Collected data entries
start
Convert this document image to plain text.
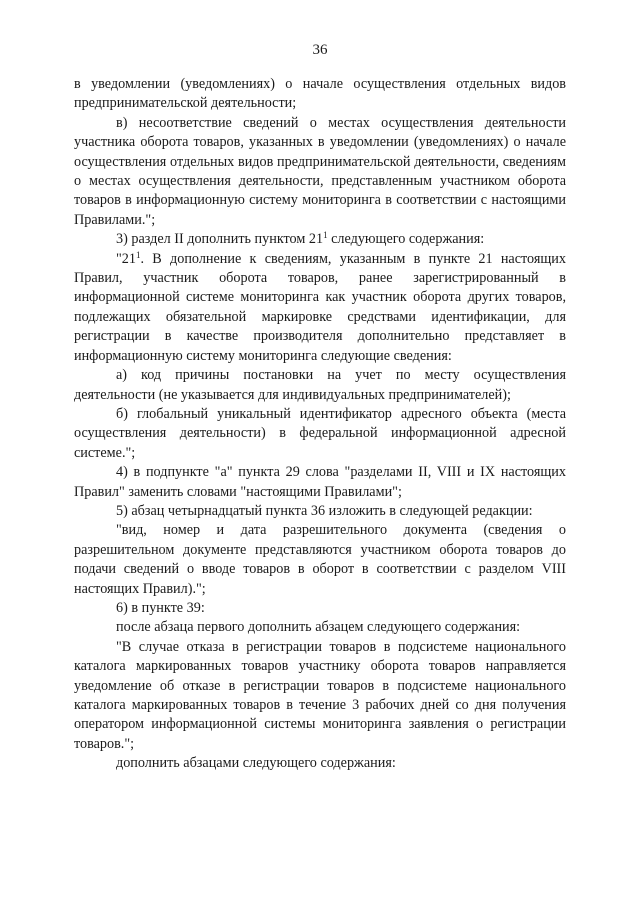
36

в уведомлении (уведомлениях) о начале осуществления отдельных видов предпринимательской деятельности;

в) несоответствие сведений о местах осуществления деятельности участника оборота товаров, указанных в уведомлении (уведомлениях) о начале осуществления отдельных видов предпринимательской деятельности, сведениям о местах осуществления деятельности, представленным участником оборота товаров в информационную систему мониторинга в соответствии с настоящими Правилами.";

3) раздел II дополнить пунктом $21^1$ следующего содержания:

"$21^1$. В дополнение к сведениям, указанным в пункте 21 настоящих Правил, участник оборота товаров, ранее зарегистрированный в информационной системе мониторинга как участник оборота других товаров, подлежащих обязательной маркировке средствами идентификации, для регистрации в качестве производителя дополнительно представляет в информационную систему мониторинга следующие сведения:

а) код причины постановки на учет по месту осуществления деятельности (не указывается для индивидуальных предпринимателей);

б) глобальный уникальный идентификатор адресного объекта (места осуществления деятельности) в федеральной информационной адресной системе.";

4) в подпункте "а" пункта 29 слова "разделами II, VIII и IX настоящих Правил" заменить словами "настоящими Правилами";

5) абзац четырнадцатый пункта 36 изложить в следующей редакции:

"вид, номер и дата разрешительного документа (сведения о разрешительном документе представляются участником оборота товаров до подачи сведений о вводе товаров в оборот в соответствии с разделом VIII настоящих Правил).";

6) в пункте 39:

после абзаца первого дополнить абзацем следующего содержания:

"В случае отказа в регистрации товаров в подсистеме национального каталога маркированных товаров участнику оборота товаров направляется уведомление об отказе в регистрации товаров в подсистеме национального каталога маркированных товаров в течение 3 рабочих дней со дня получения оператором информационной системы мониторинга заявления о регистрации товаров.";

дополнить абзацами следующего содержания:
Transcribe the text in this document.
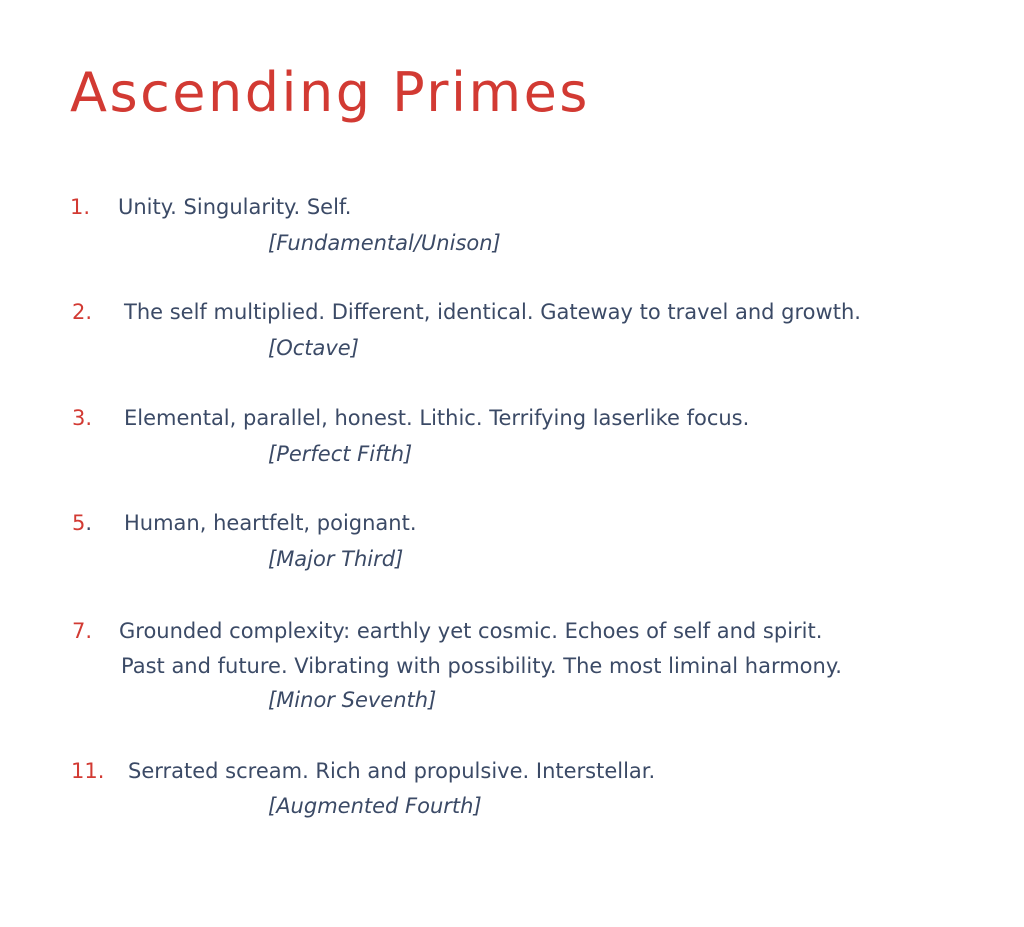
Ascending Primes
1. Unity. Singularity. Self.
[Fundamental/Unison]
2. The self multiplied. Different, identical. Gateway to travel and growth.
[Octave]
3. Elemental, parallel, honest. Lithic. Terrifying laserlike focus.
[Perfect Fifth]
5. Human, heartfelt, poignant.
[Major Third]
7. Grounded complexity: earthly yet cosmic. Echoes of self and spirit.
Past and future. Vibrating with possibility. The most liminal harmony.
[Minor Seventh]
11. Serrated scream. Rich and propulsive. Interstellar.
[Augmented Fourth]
end
**The request**: Print all entries exactly. The images do not belong in the copy.

**Output for this task**:
Convert this document image to plain text.
36

в уведомлении (уведомлениях) о начале осуществления отдельных видов предпринимательской деятельности;

в) несоответствие сведений о местах осуществления деятельности участника оборота товаров, указанных в уведомлении (уведомлениях) о начале осуществления отдельных видов предпринимательской деятельности, сведениям о местах осуществления деятельности, представленным участником оборота товаров в информационную систему мониторинга в соответствии с настоящими Правилами.";

3) раздел II дополнить пунктом $21^1$ следующего содержания:

"$21^1$. В дополнение к сведениям, указанным в пункте 21 настоящих Правил, участник оборота товаров, ранее зарегистрированный в информационной системе мониторинга как участник оборота других товаров, подлежащих обязательной маркировке средствами идентификации, для регистрации в качестве производителя дополнительно представляет в информационную систему мониторинга следующие сведения:

а) код причины постановки на учет по месту осуществления деятельности (не указывается для индивидуальных предпринимателей);

б) глобальный уникальный идентификатор адресного объекта (места осуществления деятельности) в федеральной информационной адресной системе.";

4) в подпункте "а" пункта 29 слова "разделами II, VIII и IX настоящих Правил" заменить словами "настоящими Правилами";

5) абзац четырнадцатый пункта 36 изложить в следующей редакции:

"вид, номер и дата разрешительного документа (сведения о разрешительном документе представляются участником оборота товаров до подачи сведений о вводе товаров в оборот в соответствии с разделом VIII настоящих Правил).";

6) в пункте 39:

после абзаца первого дополнить абзацем следующего содержания:

"В случае отказа в регистрации товаров в подсистеме национального каталога маркированных товаров участнику оборота товаров направляется уведомление об отказе в регистрации товаров в подсистеме национального каталога маркированных товаров в течение 3 рабочих дней со дня получения оператором информационной системы мониторинга заявления о регистрации товаров.";

дополнить абзацами следующего содержания:
Transcribe the text in this document.
Ascending Primes
1. Unity. Singularity. Self.
[Fundamental/Unison]
2. The self multiplied. Different, identical. Gateway to travel and growth.
[Octave]
3. Elemental, parallel, honest. Lithic. Terrifying laserlike focus.
[Perfect Fifth]
5. Human, heartfelt, poignant.
[Major Third]
7. Grounded complexity: earthly yet cosmic. Echoes of self and spirit.
Past and future. Vibrating with possibility. The most liminal harmony.
[Minor Seventh]
11. Serrated scream. Rich and propulsive. Interstellar.
[Augmented Fourth]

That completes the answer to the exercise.